▶ EXERCISE DIRECTIONS
Check each line of the listing, and copy it if it contains the word "добавить".
◇ ◇ ◇ ◇ ◇
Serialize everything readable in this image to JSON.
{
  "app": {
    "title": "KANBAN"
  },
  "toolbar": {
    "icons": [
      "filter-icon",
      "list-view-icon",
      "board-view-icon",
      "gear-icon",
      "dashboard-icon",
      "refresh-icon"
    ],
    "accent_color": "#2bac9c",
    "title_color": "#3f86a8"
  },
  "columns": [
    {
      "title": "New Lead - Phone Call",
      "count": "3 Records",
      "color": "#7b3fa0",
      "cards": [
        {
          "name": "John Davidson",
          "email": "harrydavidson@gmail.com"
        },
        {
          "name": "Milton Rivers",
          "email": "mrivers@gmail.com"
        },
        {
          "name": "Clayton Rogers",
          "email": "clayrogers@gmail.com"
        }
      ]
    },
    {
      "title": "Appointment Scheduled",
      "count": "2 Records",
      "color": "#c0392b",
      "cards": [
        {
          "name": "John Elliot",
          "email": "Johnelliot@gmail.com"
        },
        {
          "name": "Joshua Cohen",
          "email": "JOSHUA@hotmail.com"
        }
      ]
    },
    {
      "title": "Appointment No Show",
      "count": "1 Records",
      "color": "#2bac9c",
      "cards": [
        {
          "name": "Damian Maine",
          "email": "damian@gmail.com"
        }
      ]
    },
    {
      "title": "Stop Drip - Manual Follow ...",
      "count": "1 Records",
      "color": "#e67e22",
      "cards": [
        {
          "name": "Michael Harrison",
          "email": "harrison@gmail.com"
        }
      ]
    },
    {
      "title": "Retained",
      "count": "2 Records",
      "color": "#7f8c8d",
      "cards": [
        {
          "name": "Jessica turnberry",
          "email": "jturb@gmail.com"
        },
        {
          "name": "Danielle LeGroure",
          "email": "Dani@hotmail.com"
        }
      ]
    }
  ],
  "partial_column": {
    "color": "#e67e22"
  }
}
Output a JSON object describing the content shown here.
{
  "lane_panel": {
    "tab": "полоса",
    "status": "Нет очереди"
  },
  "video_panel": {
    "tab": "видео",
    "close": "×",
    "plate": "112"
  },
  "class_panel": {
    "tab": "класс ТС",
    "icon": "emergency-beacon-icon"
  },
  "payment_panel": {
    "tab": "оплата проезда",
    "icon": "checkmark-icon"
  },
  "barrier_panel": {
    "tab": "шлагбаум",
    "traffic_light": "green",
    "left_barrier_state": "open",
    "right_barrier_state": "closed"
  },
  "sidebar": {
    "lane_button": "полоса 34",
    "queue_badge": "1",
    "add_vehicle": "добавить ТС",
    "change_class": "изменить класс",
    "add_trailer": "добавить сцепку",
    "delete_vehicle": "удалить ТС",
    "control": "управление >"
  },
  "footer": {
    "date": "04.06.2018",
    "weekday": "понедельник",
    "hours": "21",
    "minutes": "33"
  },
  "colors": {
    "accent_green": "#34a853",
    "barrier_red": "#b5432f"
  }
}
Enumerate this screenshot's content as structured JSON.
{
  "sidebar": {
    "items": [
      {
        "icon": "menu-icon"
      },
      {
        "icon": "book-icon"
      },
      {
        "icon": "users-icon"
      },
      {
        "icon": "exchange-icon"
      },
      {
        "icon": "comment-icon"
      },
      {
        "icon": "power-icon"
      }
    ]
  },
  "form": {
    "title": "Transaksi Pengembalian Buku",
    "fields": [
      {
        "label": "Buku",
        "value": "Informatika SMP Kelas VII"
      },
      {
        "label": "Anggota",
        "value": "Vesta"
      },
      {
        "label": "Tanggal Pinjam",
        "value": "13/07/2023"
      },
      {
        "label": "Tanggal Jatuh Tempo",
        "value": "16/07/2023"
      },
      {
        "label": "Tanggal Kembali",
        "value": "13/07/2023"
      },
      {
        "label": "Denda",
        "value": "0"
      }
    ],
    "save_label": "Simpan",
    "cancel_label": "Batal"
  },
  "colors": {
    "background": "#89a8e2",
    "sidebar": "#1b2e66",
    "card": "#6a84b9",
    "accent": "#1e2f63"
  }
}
◇ ◇ ◇ ◇ ◇
▶ WRITTEN ANSWER
    "add_vehicle": "добавить ТС",
    "add_trailer": "добавить сцепку",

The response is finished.